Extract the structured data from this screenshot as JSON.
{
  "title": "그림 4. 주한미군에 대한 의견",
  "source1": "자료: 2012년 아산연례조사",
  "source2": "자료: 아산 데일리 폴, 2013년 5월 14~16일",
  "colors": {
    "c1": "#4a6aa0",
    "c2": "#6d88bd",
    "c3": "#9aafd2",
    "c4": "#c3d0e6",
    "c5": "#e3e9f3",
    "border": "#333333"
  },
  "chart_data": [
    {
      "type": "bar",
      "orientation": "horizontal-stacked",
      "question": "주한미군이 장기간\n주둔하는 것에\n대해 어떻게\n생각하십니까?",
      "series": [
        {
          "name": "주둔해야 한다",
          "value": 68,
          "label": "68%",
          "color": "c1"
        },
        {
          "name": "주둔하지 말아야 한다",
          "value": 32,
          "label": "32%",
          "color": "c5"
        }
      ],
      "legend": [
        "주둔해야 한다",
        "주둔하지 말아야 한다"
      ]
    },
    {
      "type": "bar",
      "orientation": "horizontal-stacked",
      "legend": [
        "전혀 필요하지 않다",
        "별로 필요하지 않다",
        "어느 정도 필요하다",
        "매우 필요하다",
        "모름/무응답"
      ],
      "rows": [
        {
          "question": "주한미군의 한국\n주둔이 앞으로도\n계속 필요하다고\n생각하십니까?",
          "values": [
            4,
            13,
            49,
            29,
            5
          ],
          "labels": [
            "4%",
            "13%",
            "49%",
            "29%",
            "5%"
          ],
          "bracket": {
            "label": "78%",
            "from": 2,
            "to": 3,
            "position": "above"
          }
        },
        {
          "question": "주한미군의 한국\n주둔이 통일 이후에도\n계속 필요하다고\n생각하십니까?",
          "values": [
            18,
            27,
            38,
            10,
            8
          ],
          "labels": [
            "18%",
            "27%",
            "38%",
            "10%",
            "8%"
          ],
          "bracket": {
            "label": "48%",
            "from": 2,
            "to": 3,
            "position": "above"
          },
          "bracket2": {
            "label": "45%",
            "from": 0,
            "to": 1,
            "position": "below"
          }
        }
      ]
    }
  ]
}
+++
-- Challenge --
Copy every line from the records above that contains the word "필요하다고".

-- Response --
          "question": "주한미군의 한국\n주둔이 앞으로도\n계속 필요하다고\n생각하십니까?",
          "question": "주한미군의 한국\n주둔이 통일 이후에도\n계속 필요하다고\n생각하십니까?",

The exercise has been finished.